> _Excerpted data_:
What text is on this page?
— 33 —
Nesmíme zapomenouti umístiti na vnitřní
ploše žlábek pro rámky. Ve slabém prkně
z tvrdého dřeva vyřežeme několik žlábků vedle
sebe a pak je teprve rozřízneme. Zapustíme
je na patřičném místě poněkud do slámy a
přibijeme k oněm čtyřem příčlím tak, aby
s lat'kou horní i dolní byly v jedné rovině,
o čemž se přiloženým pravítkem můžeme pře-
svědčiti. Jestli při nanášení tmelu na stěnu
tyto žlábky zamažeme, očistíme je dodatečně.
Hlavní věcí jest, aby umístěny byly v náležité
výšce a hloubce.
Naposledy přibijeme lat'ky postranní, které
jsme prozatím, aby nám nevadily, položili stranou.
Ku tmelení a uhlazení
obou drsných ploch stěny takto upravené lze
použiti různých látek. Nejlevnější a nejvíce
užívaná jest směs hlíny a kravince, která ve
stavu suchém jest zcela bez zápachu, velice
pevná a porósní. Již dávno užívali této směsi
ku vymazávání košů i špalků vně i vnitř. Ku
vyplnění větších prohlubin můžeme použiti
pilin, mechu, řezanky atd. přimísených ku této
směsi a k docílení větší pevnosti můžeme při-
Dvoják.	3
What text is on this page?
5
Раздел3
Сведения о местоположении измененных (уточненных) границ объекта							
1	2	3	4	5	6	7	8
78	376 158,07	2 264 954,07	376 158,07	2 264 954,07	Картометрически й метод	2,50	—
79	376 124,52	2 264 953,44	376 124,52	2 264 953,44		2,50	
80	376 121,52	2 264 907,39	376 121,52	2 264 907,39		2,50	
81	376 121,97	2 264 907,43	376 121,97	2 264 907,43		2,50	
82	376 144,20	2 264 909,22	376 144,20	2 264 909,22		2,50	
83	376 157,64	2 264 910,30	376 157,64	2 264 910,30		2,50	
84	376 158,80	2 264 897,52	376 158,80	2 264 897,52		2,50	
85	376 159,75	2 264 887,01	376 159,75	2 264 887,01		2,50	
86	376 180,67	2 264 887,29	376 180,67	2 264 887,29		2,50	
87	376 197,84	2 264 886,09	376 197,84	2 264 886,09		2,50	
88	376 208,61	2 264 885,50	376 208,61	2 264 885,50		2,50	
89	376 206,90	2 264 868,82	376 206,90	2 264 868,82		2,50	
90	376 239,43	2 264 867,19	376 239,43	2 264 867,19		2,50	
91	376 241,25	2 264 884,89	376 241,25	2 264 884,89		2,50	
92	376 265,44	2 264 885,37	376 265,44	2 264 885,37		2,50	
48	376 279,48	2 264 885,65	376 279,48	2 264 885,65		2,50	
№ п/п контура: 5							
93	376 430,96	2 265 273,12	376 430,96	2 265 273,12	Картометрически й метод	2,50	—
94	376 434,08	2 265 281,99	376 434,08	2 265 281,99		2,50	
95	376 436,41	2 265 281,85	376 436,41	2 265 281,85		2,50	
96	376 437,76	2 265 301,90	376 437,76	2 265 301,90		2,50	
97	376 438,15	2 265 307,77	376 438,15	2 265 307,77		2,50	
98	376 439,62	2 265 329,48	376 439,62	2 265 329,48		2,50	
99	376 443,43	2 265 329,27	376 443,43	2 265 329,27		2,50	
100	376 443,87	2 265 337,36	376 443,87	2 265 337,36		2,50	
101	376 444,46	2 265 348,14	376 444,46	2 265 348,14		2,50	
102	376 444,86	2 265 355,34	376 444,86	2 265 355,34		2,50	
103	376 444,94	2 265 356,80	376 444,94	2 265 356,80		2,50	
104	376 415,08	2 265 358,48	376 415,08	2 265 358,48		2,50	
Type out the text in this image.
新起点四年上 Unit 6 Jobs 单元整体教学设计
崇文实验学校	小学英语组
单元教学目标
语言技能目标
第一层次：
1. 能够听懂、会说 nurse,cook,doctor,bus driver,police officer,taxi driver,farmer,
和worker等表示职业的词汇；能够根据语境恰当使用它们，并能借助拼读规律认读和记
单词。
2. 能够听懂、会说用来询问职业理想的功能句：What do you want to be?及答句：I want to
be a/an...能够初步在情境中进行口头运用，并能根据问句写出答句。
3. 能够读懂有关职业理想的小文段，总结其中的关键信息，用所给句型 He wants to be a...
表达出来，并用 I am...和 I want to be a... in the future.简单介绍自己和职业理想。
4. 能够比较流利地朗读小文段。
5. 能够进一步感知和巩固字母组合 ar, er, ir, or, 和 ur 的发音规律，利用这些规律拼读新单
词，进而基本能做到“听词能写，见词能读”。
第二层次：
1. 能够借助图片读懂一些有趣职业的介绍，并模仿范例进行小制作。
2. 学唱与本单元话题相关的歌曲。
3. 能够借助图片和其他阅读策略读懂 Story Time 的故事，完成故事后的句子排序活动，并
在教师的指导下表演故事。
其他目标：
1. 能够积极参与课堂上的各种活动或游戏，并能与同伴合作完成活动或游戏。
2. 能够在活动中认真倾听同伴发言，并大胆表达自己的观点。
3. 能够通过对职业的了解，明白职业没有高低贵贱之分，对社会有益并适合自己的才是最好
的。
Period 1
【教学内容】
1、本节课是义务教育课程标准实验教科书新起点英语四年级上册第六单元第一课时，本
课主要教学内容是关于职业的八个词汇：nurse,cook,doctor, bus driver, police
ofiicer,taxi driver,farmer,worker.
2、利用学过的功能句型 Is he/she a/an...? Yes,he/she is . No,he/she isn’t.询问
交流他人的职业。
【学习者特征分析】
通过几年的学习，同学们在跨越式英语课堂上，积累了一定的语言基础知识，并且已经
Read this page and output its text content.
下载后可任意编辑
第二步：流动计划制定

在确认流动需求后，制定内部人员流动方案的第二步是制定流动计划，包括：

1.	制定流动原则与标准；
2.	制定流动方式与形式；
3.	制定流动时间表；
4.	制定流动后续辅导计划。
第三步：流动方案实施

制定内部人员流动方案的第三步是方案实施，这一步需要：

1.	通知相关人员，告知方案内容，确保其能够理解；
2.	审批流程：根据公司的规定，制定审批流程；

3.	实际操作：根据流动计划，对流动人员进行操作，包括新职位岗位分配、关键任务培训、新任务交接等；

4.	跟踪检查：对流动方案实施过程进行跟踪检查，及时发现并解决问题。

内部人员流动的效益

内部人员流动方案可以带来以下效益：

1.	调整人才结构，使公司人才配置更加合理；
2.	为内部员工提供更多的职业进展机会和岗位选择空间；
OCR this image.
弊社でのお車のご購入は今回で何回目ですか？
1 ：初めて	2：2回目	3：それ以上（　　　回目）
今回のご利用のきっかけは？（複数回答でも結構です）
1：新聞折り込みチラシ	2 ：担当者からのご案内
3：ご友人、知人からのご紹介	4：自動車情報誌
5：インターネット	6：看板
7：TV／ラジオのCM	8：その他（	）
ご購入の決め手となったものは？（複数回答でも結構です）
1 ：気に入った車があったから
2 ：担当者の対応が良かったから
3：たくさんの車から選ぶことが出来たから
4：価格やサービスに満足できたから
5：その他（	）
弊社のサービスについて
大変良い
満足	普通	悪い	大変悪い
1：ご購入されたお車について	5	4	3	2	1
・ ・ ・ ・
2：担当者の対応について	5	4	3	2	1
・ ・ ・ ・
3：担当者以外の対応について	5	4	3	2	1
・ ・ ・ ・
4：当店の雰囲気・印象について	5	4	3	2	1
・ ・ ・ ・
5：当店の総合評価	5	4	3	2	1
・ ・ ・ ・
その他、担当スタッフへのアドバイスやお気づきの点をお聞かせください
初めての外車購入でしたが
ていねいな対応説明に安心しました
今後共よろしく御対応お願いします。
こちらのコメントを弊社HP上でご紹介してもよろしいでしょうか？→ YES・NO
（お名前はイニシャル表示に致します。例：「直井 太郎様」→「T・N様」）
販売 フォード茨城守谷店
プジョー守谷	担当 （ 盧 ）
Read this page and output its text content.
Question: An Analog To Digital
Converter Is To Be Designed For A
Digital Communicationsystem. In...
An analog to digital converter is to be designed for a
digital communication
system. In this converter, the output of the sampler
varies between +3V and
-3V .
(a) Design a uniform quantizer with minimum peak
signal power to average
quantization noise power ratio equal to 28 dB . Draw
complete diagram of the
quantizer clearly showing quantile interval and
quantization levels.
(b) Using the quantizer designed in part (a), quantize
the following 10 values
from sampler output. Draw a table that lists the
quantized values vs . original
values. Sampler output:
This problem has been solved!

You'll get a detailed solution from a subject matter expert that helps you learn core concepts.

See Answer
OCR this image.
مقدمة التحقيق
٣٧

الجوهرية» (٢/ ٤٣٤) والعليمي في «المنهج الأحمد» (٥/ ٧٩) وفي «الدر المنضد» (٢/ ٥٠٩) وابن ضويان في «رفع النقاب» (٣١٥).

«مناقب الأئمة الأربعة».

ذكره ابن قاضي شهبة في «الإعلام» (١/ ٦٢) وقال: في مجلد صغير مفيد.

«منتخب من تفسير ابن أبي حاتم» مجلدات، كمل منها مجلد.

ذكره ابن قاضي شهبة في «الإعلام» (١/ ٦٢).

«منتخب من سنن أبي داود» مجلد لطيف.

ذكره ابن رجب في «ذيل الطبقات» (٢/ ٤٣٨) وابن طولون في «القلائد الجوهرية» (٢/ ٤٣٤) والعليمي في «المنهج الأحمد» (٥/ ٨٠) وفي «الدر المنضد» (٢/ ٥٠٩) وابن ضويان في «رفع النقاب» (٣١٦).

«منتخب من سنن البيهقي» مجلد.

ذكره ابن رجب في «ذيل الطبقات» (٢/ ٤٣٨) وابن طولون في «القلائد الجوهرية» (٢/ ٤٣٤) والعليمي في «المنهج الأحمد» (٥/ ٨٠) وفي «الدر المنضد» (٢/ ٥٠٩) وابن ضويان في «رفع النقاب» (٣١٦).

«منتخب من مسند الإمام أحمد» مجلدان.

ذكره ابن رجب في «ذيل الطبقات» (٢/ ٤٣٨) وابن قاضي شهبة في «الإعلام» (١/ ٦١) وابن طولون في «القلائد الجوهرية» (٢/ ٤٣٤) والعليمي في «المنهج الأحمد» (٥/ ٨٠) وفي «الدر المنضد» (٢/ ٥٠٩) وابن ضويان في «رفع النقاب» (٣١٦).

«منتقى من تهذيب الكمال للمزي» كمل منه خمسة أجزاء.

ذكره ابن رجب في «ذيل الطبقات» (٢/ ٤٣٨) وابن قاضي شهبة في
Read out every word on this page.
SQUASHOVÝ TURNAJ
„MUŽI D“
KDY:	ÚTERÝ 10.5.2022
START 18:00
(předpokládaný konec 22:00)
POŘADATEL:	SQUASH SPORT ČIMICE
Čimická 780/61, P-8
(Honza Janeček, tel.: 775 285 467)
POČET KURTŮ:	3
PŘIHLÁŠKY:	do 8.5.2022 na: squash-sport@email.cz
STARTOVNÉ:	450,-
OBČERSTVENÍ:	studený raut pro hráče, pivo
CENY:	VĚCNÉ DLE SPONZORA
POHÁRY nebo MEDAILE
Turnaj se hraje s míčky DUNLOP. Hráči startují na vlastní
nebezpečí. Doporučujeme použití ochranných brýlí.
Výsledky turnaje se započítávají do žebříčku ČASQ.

> _What is needed_: Select the lines in this material that hold the word "والعليمي", leaving none out.

> _Answer to the exercise_:
الجوهرية» (٢/ ٤٣٤) والعليمي في «المنهج الأحمد» (٥/ ٧٩) وفي «الدر المنضد» (٢/ ٥٠٩) وابن ضويان في «رفع النقاب» (٣١٥).
ذكره ابن رجب في «ذيل الطبقات» (٢/ ٤٣٨) وابن طولون في «القلائد الجوهرية» (٢/ ٤٣٤) والعليمي في «المنهج الأحمد» (٥/ ٨٠) وفي «الدر المنضد» (٢/ ٥٠٩) وابن ضويان في «رفع النقاب» (٣١٦).
ذكره ابن رجب في «ذيل الطبقات» (٢/ ٤٣٨) وابن طولون في «القلائد الجوهرية» (٢/ ٤٣٤) والعليمي في «المنهج الأحمد» (٥/ ٨٠) وفي «الدر المنضد» (٢/ ٥٠٩) وابن ضويان في «رفع النقاب» (٣١٦).
ذكره ابن رجب في «ذيل الطبقات» (٢/ ٤٣٨) وابن قاضي شهبة في «الإعلام» (١/ ٦١) وابن طولون في «القلائد الجوهرية» (٢/ ٤٣٤) والعليمي في «المنهج الأحمد» (٥/ ٨٠) وفي «الدر المنضد» (٢/ ٥٠٩) وابن ضويان في «رفع النقاب» (٣١٦).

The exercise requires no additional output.